◆ **Instructions to follow**
Copy word for word the passage of the thread below about Python's integer cache, starting with "node *n = PyParser_ParseFileFlagsEx()" and going on through "PyEval_EvalCodeEx()".

解释器维护的整数缓存是怎么回事? [英] What's with the integer cache maintained by the interpreter?
问题描述
After dive into Python's source code, I find out that it maintains an array of PyInt_Objects ranging from int(-5) to int(256) (@src/Objects/intobject.c)
A little experiment proves it:
>>> a = 1
>>> b = 1
>>> a is b
True
>>> a = 257
>>> b = 257
>>> a is b
False
But if I run those code together in a py file (or join them with semi-colons), the result is different:
>>> a = 257; b = 257; a is b
True
I'm curious why they are still the same object, so I digg deeper into the syntax tree and compiler, I came up with a calling hierarchy listed below:
PyRun_FileExFlags()
mod = PyParser_ASTFromFile()
node *n = PyParser_ParseFileFlagsEx() //source to cst
parsetoke()
ps = PyParser_New()
for (;;)
PyTokenizer_Get()
PyParser_AddToken(ps, ...)
mod = PyAST_FromNode(n, ...) //cst to ast
run_mod(mod, ...)
co = PyAST_Compile(mod, ...) //ast to CFG
PyFuture_FromAST()
PySymtable_Build()
co = compiler_mod()
PyEval_EvalCode(co, ...)
PyEval_EvalCodeEx()
Then I added some debug code in PyInt_FromLong and before/after PyAST_FromNode, and executed a test.py:
a = 257
b = 257
print "id(a) = %d, id(b) = %d" % (id(a), id(b))
the output looks like:
DEBUG: before PyAST_FromNode
name = a
ival = 257, id = 176046536
name = b
ival = 257, id = 176046752
name = a
name = b
DEBUG: after PyAST_FromNode
run_mod
PyAST_Compile ok
id(a) = 176046536, id(b) = 176046536
Eval ok
It means that during the cst to ast transform, two different PyInt_Objects are created (actually it's performed in the ast_for_atom() function), but they are later merged.
I find it hard to comprehend the source in PyAST_Compile and PyEval_EvalCode, so I'm here to ask for help, I'll be appreciative if some one gives a hint?
Python caches integers in the range [-5, 256], so integers in that range are usually but not always identical.
What you see for 257 is the Python compiler optimizing identical literals when compiled in the same code object.

◆ **Material supplied**
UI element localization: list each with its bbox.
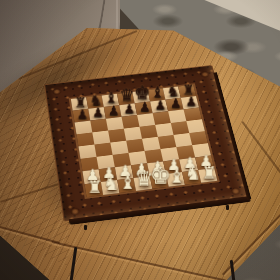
square-a4 (78, 145, 96, 159)
square-e7: ♟ (135, 102, 153, 115)
square-f6 (153, 111, 171, 125)
piece-shadow (106, 111, 123, 119)
piece-shadow (183, 101, 201, 109)
square-b8: ♞ (86, 95, 104, 108)
square-e8: ♚ (132, 90, 150, 103)
piece-shadow (104, 99, 121, 107)
board-side-edge (69, 196, 251, 225)
square-g7: ♟ (165, 98, 183, 111)
piece-black-bishop: ♝ (105, 91, 118, 106)
square-f4 (158, 135, 177, 149)
square-h7: ♟ (181, 96, 199, 109)
square-d8: ♛ (117, 92, 135, 105)
photo-scene: ♜♞♝♛♚♝♞♜♟♟♟♟♟♟♟♟♟♟♟♟♟♟♟♟♜♞♝♛♚♝♞♜ (0, 0, 280, 280)
square-d5 (124, 127, 142, 141)
board-grid: ♜♞♝♛♚♝♞♜♟♟♟♟♟♟♟♟♟♟♟♟♟♟♟♟♜♞♝♛♚♝♞♜ (69, 83, 220, 199)
piece-shadow (119, 97, 136, 105)
piece-black-bishop: ♝ (151, 86, 164, 101)
piece-black-king: ♚ (134, 83, 151, 102)
piece-black-pawn: ♟ (186, 95, 197, 108)
square-h1: ♜ (198, 168, 217, 183)
piece-shadow (134, 95, 151, 103)
square-g8: ♞ (163, 87, 181, 100)
piece-black-knight: ♞ (167, 84, 180, 98)
piece-shadow (168, 103, 186, 111)
piece-shadow (121, 109, 138, 117)
square-f7: ♟ (150, 100, 168, 113)
board-latch-pin (226, 205, 229, 210)
square-f5 (155, 123, 173, 137)
piece-shadow (165, 92, 182, 100)
piece-black-pawn: ♟ (170, 97, 181, 110)
piece-shadow (180, 90, 197, 98)
piece-black-pawn: ♟ (92, 107, 103, 120)
square-a6 (75, 121, 93, 135)
square-h4 (189, 131, 208, 145)
table-seam (241, 121, 280, 184)
piece-black-pawn: ♟ (139, 101, 150, 114)
square-c7: ♟ (104, 105, 122, 119)
piece-shadow (88, 101, 105, 109)
square-d7: ♟ (119, 103, 137, 116)
square-b6 (90, 119, 108, 133)
square-d6 (122, 115, 140, 129)
piece-shadow (150, 94, 167, 102)
square-e5 (140, 125, 158, 139)
piece-black-queen: ♛ (119, 87, 134, 104)
square-h5 (186, 119, 205, 133)
square-f1: ♝ (166, 172, 185, 187)
piece-shadow (73, 103, 90, 111)
board-perspective-wrap: ♜♞♝♛♚♝♞♜♟♟♟♟♟♟♟♟♟♟♟♟♟♟♟♟♜♞♝♛♚♝♞♜ (53, 50, 231, 228)
square-g6 (168, 109, 186, 123)
square-c6 (106, 117, 124, 131)
chess-board: ♜♞♝♛♚♝♞♜♟♟♟♟♟♟♟♟♟♟♟♟♟♟♟♟♜♞♝♛♚♝♞♜ (44, 65, 248, 221)
piece-black-pawn: ♟ (77, 108, 88, 121)
piece-shadow (201, 174, 220, 183)
square-e6 (137, 113, 155, 127)
square-c5 (108, 129, 126, 143)
piece-black-knight: ♞ (89, 93, 102, 107)
square-c8: ♝ (102, 94, 120, 107)
piece-shadow (74, 114, 91, 123)
piece-black-pawn: ♟ (124, 103, 135, 116)
piece-black-rook: ♜ (183, 84, 195, 97)
square-a8: ♜ (71, 97, 88, 110)
piece-shadow (137, 107, 154, 115)
square-b7: ♟ (88, 107, 106, 121)
piece-shadow (152, 105, 170, 113)
board-latch-pin (84, 225, 87, 230)
piece-black-pawn: ♟ (108, 105, 119, 118)
square-a5 (76, 132, 94, 146)
square-a7: ♟ (73, 109, 91, 123)
table-edge-groove (52, 241, 226, 280)
piece-black-rook: ♜ (74, 96, 86, 109)
square-g5 (171, 121, 189, 135)
square-h6 (184, 108, 202, 122)
square-h8: ♜ (178, 85, 196, 98)
piece-shadow (90, 112, 107, 120)
piece-black-pawn: ♟ (155, 99, 166, 112)
square-f8: ♝ (148, 88, 166, 101)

◆ **Answer for this exercise**
node *n = PyParser_ParseFileFlagsEx() //source to cst
parsetoke()
ps = PyParser_New()
for (;;)
PyTokenizer_Get()
PyParser_AddToken(ps, ...)
mod = PyAST_FromNode(n, ...) //cst to ast
run_mod(mod, ...)
co = PyAST_Compile(mod, ...) //ast to CFG
PyFuture_FromAST()
PySymtable_Build()
co = compiler_mod()
PyEval_EvalCode(co, ...)
PyEval_EvalCodeEx()